TASK REQUIREMENTS: Of the lines in the entries below, state how many hold the word "meta". Say nothing else.

DATA EXCERPTS:
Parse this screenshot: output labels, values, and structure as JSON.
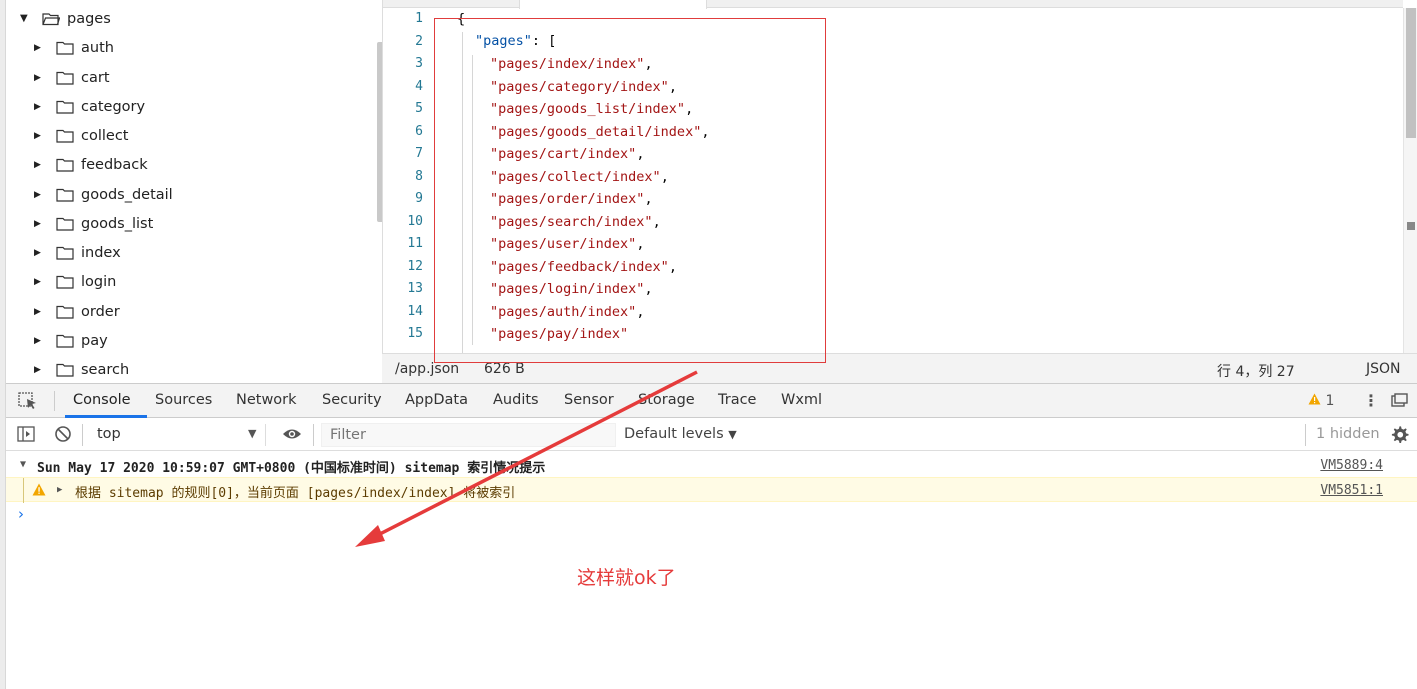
{
  "tree": {
    "root": "pages",
    "folders": [
      "auth",
      "cart",
      "category",
      "collect",
      "feedback",
      "goods_detail",
      "goods_list",
      "index",
      "login",
      "order",
      "pay",
      "search"
    ]
  },
  "editor": {
    "line_numbers": [
      "1",
      "2",
      "3",
      "4",
      "5",
      "6",
      "7",
      "8",
      "9",
      "10",
      "11",
      "12",
      "13",
      "14",
      "15"
    ],
    "code": {
      "open_brace": "{",
      "pages_key": "\"pages\"",
      "pages_open": ": [",
      "entries": [
        "\"pages/index/index\"",
        "\"pages/category/index\"",
        "\"pages/goods_list/index\"",
        "\"pages/goods_detail/index\"",
        "\"pages/cart/index\"",
        "\"pages/collect/index\"",
        "\"pages/order/index\"",
        "\"pages/search/index\"",
        "\"pages/user/index\"",
        "\"pages/feedback/index\"",
        "\"pages/login/index\"",
        "\"pages/auth/index\"",
        "\"pages/pay/index\""
      ],
      "separators": [
        ",",
        ",",
        ",",
        ",",
        ",",
        ",",
        ",",
        ",",
        ",",
        ",",
        ",",
        ",",
        ""
      ]
    }
  },
  "statusbar": {
    "file_path": "/app.json",
    "file_size": "626 B",
    "cursor": "行 4，列 27",
    "language": "JSON"
  },
  "devtools": {
    "tabs": [
      "Console",
      "Sources",
      "Network",
      "Security",
      "AppData",
      "Audits",
      "Sensor",
      "Storage",
      "Trace",
      "Wxml"
    ],
    "warning_count": "1"
  },
  "console_toolbar": {
    "context": "top",
    "filter_placeholder": "Filter",
    "levels": "Default levels",
    "hidden": "1 hidden"
  },
  "console": {
    "group_title": "Sun May 17 2020 10:59:07 GMT+0800 (中国标准时间) sitemap 索引情况提示",
    "group_source": "VM5889:4",
    "warning_text": "根据 sitemap 的规则[0]，当前页面 [pages/index/index] 将被索引",
    "warning_source": "VM5851:1",
    "prompt": "›"
  },
  "annotation": {
    "text": "这样就ok了",
    "color": "#e53b3b"
  }
}
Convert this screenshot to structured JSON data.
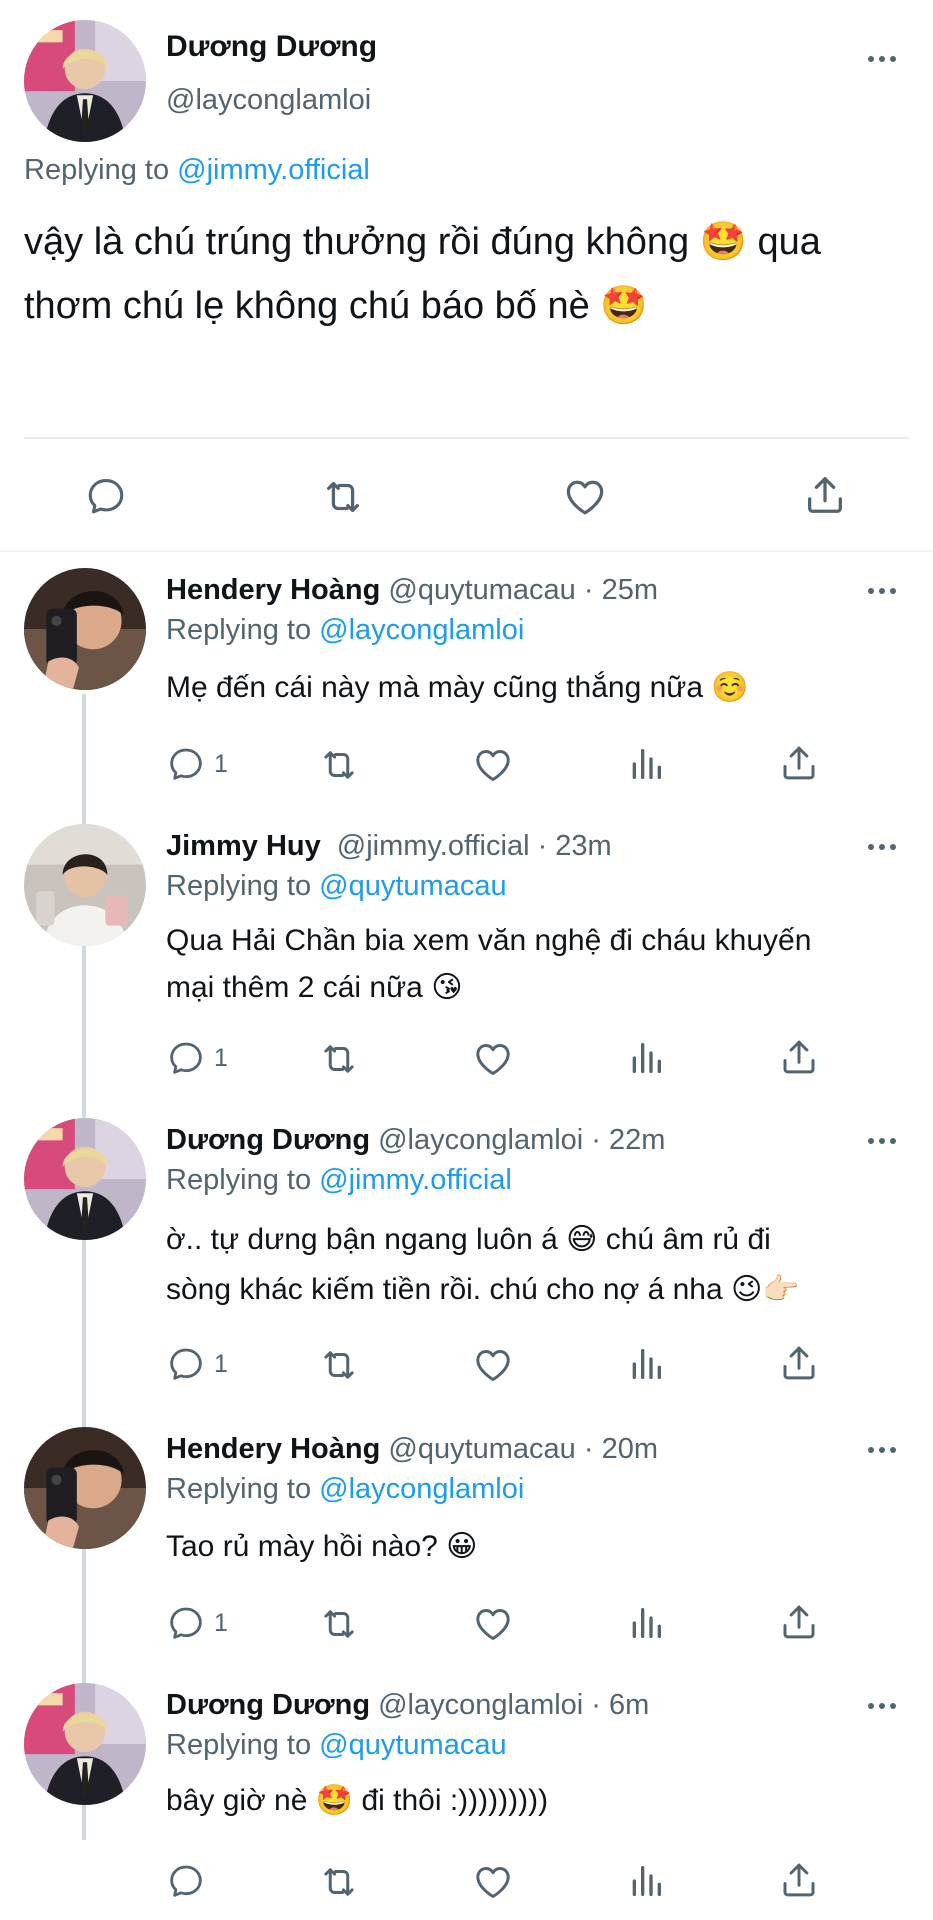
{
  "main_tweet": {
    "author_name": "Dương Dương",
    "author_handle": "@layconglamloi",
    "replying_prefix": "Replying to",
    "replying_to": "@jimmy.official",
    "line1": "vậy là chú trúng thưởng rồi đúng không 🤩 qua",
    "line2": "thơm chú lẹ không chú báo bố nè 🤩"
  },
  "replies": [
    {
      "name": "Hendery Hoàng",
      "meta": "@quytumacau · 25m",
      "replying_prefix": "Replying to",
      "replying_to": "@layconglamloi",
      "line1": "Mẹ đến cái này mà mày cũng thắng nữa ☺️",
      "line2": "",
      "reply_count": "1"
    },
    {
      "name": "Jimmy Huy",
      "meta": "@jimmy.official · 23m",
      "replying_prefix": "Replying to",
      "replying_to": "@quytumacau",
      "line1": "Qua Hải Chần bia xem văn nghệ đi cháu khuyến",
      "line2": "mại thêm 2 cái nữa 😘",
      "reply_count": "1"
    },
    {
      "name": "Dương Dương",
      "meta": "@layconglamloi · 22m",
      "replying_prefix": "Replying to",
      "replying_to": "@jimmy.official",
      "line1": "ờ.. tự dưng bận ngang luôn á 😅 chú âm rủ đi",
      "line2": "sòng khác kiếm tiền rồi. chú cho nợ á nha 😉👉🏻",
      "reply_count": "1"
    },
    {
      "name": "Hendery Hoàng",
      "meta": "@quytumacau · 20m",
      "replying_prefix": "Replying to",
      "replying_to": "@layconglamloi",
      "line1": "Tao rủ mày hồi nào? 😀",
      "line2": "",
      "reply_count": "1"
    },
    {
      "name": "Dương Dương",
      "meta": "@layconglamloi · 6m",
      "replying_prefix": "Replying to",
      "replying_to": "@quytumacau",
      "line1": "bây giờ nè 🤩 đi thôi :)))))))))",
      "line2": "",
      "reply_count": ""
    }
  ],
  "icons": {
    "reply": "reply-icon",
    "retweet": "retweet-icon",
    "like": "heart-icon",
    "views": "analytics-icon",
    "share": "share-icon",
    "more": "more-icon"
  },
  "colors": {
    "link": "#1d9bf0",
    "text": "#0f1419",
    "secondary": "#536471",
    "thread_line": "#cfd9de"
  }
}
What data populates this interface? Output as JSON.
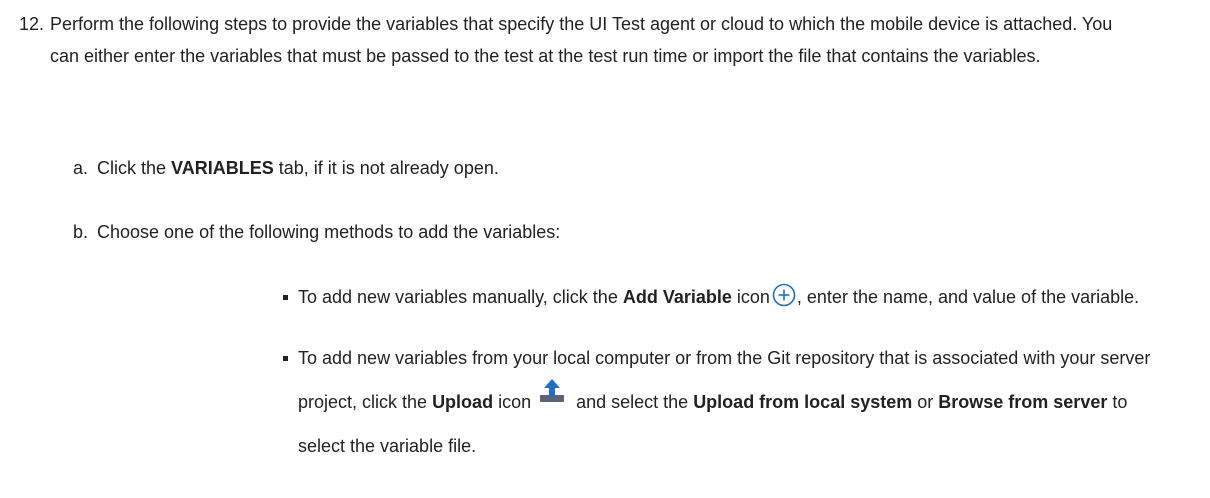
{
  "step": {
    "number": "12.",
    "text": "Perform the following steps to provide the variables that specify the UI Test agent or cloud to which the mobile device is attached. You can either enter the variables that must be passed to the test at the test run time or import the file that contains the variables."
  },
  "sub_a": {
    "label": "a.",
    "pre": "Click the ",
    "bold": "VARIABLES",
    "post": " tab, if it is not already open."
  },
  "sub_b": {
    "label": "b.",
    "text": "Choose one of the following methods to add the variables:"
  },
  "bullet_1": {
    "pre": "To add new variables manually, click the ",
    "bold": "Add Variable",
    "mid": " icon",
    "icon": "add-circle-icon",
    "post": ", enter the name, and value of the variable."
  },
  "bullet_2": {
    "pre": "To add new variables from your local computer or from the Git repository that is associated with your server project, click the ",
    "bold1": "Upload",
    "mid1": " icon",
    "icon": "upload-icon",
    "mid2": " and select the ",
    "bold2": "Upload from local system",
    "mid3": " or ",
    "bold3": "Browse from server",
    "post": " to select the variable file."
  },
  "colors": {
    "text": "#222222",
    "icon_blue": "#1f6fc5",
    "upload_gray": "#5a6470"
  }
}
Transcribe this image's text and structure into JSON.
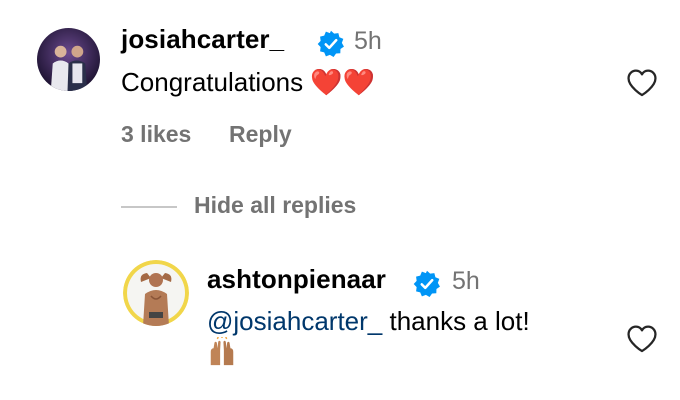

COMPLETE ANSWER: 5